Stored data entries:
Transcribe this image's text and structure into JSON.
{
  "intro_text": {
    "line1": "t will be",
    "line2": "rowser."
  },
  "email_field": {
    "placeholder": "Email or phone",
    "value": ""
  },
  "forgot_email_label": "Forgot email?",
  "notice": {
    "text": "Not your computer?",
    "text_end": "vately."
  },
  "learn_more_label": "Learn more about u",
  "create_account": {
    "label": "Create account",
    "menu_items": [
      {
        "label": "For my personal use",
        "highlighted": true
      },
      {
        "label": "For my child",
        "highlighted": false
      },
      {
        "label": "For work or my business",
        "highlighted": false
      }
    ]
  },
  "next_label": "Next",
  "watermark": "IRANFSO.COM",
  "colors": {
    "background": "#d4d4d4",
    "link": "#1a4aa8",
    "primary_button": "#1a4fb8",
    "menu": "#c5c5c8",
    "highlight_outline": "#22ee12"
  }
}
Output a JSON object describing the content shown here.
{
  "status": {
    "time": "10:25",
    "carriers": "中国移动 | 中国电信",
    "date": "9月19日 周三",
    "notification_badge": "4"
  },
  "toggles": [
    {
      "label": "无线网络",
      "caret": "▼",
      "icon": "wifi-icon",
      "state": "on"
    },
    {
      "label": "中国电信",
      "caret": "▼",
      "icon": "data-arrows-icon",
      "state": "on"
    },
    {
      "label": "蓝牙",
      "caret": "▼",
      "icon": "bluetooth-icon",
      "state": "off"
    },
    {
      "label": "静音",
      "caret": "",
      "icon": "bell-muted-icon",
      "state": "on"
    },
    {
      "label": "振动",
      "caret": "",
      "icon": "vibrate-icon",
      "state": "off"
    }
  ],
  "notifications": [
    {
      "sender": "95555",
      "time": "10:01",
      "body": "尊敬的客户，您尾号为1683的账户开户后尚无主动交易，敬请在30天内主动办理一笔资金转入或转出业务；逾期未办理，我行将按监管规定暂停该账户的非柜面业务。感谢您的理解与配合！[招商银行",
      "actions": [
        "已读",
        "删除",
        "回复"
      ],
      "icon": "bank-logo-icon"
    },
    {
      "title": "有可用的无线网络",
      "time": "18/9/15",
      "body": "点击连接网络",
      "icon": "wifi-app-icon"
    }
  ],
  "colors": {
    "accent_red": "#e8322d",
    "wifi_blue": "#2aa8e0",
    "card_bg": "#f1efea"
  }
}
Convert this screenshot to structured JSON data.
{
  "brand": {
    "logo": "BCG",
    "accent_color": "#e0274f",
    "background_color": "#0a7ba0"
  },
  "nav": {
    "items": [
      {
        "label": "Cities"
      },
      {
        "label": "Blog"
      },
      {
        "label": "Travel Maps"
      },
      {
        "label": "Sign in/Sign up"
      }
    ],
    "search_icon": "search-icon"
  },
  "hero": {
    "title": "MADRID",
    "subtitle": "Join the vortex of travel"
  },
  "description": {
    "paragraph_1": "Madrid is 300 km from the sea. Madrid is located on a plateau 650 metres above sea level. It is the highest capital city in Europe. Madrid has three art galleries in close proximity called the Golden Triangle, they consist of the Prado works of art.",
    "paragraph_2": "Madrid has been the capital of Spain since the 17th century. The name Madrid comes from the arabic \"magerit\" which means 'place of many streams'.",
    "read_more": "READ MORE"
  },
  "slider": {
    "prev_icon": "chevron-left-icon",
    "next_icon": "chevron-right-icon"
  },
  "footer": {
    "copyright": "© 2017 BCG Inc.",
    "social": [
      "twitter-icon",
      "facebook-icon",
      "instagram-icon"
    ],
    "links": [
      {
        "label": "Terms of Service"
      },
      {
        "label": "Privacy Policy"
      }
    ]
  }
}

• **Exercise prompt**: Take the line with "Convert this screenshot" and all lines after it through the end of the records, and write them out exactly; include nothing else.

• **Exercise output**:
Convert this screenshot to structured JSON data.
{
  "brand": {
    "logo": "BCG",
    "accent_color": "#e0274f",
    "background_color": "#0a7ba0"
  },
  "nav": {
    "items": [
      {
        "label": "Cities"
      },
      {
        "label": "Blog"
      },
      {
        "label": "Travel Maps"
      },
      {
        "label": "Sign in/Sign up"
      }
    ],
    "search_icon": "search-icon"
  },
  "hero": {
    "title": "MADRID",
    "subtitle": "Join the vortex of travel"
  },
  "description": {
    "paragraph_1": "Madrid is 300 km from the sea. Madrid is located on a plateau 650 metres above sea level. It is the highest capital city in Europe. Madrid has three art galleries in close proximity called the Golden Triangle, they consist of the Prado works of art.",
    "paragraph_2": "Madrid has been the capital of Spain since the 17th century. The name Madrid comes from the arabic \"magerit\" which means 'place of many streams'.",
    "read_more": "READ MORE"
  },
  "slider": {
    "prev_icon": "chevron-left-icon",
    "next_icon": "chevron-right-icon"
  },
  "footer": {
    "copyright": "© 2017 BCG Inc.",
    "social": [
      "twitter-icon",
      "facebook-icon",
      "instagram-icon"
    ],
    "links": [
      {
        "label": "Terms of Service"
      },
      {
        "label": "Privacy Policy"
      }
    ]
  }
}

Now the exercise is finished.